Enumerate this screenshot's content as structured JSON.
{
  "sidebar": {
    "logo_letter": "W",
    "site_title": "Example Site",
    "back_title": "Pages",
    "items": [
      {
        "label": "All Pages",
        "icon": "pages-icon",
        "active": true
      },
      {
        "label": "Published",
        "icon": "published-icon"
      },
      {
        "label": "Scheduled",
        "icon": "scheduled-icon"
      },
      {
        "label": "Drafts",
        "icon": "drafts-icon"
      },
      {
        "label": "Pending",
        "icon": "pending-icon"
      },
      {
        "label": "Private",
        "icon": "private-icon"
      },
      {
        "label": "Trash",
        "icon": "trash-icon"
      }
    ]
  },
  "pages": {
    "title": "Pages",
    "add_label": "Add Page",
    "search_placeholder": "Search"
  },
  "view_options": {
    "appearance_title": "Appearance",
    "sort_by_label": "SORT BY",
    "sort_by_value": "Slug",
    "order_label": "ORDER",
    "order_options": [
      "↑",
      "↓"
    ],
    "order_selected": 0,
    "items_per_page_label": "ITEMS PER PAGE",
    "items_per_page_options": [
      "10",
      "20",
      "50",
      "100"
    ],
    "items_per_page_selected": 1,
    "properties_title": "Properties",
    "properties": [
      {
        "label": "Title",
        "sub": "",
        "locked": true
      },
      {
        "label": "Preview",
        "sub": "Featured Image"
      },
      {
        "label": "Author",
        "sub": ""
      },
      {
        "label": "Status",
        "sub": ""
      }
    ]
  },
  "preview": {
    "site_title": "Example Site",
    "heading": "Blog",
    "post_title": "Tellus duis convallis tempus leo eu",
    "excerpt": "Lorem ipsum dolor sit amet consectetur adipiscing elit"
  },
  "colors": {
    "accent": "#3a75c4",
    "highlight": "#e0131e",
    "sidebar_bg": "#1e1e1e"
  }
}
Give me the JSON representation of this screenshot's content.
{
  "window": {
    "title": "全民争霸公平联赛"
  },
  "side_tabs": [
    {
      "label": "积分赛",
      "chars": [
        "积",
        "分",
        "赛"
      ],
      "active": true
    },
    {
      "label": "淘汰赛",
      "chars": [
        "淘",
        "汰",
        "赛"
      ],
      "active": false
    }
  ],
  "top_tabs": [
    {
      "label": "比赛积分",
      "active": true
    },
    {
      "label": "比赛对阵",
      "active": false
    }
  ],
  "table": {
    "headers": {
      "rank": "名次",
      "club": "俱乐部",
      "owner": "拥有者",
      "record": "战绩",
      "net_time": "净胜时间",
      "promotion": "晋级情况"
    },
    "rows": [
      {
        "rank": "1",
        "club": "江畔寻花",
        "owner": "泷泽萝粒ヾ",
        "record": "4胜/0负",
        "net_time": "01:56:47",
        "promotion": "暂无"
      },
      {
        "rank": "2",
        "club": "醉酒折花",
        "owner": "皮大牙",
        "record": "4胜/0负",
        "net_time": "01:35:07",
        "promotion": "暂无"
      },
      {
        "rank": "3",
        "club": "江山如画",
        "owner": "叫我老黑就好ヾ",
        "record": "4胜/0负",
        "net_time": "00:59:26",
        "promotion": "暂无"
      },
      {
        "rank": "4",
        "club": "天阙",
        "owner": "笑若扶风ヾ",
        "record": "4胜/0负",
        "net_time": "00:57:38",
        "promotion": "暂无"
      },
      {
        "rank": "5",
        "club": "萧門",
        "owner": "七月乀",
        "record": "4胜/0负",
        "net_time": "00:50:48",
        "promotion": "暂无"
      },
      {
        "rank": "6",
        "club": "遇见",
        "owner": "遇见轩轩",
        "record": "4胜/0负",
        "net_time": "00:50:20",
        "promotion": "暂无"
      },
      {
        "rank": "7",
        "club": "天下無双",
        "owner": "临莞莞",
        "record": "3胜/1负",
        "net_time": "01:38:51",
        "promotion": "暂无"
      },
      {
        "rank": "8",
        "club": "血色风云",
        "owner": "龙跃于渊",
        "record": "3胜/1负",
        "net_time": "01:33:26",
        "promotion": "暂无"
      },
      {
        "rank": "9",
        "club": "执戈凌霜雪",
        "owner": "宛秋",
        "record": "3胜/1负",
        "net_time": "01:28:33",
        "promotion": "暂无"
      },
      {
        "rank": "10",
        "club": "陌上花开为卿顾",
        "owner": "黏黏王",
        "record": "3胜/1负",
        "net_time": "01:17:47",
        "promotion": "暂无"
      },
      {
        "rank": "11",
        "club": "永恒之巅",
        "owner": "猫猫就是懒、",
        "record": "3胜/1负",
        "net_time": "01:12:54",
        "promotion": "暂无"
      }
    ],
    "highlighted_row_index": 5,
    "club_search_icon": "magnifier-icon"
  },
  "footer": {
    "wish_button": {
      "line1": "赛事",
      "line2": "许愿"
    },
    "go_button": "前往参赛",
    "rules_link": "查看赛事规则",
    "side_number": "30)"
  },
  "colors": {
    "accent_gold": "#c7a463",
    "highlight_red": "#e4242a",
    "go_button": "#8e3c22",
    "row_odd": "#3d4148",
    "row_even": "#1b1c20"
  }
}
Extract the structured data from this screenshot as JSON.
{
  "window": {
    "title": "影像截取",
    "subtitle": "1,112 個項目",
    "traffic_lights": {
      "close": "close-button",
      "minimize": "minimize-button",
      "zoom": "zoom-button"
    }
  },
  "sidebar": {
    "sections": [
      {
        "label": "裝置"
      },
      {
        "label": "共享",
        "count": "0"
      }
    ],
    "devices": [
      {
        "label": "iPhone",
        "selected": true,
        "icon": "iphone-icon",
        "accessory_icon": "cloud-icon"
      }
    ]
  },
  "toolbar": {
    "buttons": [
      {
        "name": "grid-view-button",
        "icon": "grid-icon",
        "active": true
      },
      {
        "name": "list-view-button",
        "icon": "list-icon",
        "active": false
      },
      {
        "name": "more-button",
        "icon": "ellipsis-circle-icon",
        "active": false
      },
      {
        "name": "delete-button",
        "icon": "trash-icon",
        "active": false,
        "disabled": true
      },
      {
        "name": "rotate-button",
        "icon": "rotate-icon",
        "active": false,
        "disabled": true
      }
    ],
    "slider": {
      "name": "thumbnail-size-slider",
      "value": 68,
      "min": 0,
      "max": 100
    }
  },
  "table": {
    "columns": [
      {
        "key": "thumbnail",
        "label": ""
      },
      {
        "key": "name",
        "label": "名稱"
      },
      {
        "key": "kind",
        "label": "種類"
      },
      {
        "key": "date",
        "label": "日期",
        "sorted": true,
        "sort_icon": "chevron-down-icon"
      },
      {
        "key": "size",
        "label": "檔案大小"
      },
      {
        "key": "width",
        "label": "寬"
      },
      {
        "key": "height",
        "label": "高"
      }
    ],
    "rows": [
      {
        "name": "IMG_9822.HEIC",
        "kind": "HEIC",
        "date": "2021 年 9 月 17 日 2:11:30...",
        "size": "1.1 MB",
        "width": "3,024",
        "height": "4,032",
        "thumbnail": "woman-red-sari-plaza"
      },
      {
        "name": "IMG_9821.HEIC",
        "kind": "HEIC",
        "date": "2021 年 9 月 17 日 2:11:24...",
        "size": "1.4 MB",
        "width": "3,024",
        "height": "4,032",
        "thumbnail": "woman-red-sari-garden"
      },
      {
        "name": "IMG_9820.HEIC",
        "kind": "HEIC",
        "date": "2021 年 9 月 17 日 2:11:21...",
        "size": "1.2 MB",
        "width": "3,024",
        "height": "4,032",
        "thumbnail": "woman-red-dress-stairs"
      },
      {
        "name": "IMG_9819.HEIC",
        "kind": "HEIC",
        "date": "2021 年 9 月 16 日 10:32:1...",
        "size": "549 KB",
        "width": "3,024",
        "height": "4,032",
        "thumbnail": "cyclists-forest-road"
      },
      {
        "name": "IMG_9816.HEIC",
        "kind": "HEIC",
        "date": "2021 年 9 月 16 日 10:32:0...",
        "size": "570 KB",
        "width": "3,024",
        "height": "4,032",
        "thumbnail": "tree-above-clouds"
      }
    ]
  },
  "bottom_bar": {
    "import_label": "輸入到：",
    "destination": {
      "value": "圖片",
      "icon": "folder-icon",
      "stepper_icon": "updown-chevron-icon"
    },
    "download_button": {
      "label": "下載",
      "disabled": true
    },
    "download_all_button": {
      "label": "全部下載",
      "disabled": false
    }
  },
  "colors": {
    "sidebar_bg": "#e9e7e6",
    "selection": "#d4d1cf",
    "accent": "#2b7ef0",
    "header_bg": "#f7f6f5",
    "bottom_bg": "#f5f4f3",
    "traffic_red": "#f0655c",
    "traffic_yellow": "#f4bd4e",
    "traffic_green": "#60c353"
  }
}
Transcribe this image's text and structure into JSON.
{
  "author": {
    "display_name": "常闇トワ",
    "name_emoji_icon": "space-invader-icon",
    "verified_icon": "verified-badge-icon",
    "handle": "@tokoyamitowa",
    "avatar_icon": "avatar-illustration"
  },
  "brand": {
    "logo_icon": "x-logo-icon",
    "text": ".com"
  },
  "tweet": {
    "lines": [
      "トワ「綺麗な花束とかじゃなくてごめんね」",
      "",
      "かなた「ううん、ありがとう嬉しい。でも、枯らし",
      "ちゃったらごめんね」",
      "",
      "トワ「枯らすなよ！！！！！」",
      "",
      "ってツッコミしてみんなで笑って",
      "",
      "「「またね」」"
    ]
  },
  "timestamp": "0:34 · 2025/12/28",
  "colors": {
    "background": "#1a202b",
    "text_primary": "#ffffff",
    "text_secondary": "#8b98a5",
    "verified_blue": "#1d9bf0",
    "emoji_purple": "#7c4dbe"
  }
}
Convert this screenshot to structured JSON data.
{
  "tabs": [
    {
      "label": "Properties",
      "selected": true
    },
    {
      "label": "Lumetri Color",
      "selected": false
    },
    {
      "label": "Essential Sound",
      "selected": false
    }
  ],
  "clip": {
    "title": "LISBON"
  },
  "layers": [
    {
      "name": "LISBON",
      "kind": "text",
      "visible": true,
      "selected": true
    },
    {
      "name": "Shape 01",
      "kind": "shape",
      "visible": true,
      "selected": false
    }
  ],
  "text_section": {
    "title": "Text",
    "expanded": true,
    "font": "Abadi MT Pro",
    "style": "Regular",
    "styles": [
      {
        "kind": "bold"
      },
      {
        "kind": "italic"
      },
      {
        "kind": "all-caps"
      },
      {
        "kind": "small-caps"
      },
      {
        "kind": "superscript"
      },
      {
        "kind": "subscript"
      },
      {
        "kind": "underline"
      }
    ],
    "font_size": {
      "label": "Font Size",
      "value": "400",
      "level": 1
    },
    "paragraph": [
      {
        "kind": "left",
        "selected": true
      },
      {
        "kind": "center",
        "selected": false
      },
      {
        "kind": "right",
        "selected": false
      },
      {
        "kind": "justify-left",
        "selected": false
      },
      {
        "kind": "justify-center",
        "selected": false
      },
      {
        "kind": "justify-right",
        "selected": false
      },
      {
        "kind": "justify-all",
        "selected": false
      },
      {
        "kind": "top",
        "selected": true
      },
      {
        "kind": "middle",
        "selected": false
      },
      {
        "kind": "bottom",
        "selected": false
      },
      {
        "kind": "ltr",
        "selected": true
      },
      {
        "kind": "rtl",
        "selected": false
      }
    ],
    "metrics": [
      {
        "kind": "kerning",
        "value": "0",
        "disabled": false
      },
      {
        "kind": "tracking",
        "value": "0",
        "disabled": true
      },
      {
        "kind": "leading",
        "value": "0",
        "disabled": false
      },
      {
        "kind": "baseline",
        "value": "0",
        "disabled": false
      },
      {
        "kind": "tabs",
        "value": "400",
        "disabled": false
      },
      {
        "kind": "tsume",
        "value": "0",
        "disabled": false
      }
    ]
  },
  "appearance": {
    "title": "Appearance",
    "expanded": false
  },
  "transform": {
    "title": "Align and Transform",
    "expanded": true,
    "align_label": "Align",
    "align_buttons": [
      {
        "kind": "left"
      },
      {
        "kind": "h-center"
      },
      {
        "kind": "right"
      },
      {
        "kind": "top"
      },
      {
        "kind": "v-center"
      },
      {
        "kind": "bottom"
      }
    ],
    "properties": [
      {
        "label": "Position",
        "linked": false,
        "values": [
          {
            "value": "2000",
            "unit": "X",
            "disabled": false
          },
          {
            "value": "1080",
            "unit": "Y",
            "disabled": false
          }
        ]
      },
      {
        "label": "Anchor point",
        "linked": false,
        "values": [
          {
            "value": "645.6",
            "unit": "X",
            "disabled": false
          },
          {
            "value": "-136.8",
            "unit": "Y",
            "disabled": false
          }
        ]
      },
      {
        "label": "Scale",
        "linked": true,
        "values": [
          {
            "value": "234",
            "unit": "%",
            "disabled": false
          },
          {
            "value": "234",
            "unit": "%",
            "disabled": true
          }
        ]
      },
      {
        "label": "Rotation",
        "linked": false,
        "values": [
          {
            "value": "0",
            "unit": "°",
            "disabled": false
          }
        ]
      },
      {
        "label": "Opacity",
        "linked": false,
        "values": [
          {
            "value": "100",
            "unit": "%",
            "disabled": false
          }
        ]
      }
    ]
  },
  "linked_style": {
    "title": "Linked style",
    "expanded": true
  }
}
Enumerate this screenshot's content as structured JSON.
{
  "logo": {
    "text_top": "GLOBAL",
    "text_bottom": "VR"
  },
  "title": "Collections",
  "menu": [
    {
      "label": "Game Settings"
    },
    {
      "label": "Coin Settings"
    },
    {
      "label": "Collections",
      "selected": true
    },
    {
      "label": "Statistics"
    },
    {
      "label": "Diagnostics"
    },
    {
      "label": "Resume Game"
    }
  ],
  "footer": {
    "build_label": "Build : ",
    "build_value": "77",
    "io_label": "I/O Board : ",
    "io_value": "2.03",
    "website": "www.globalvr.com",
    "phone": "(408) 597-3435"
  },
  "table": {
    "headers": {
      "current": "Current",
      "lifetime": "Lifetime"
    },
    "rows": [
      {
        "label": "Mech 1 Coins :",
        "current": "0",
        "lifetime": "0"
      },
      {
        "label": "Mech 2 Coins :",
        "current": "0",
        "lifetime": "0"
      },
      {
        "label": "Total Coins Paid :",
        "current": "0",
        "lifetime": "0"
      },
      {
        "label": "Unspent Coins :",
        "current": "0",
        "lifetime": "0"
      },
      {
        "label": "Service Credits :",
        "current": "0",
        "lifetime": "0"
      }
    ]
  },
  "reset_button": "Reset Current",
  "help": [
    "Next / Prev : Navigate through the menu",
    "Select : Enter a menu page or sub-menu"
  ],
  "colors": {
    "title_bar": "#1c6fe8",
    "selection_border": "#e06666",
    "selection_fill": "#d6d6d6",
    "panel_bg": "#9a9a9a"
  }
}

◇ ◇ ◇ ◇ ◇ ◇ ◇

From the entries above, extract every line where the word "woman" appears.

ANSWER IN FULL:
        "thumbnail": "woman-red-sari-plaza"
        "thumbnail": "woman-red-sari-garden"
        "thumbnail": "woman-red-dress-stairs"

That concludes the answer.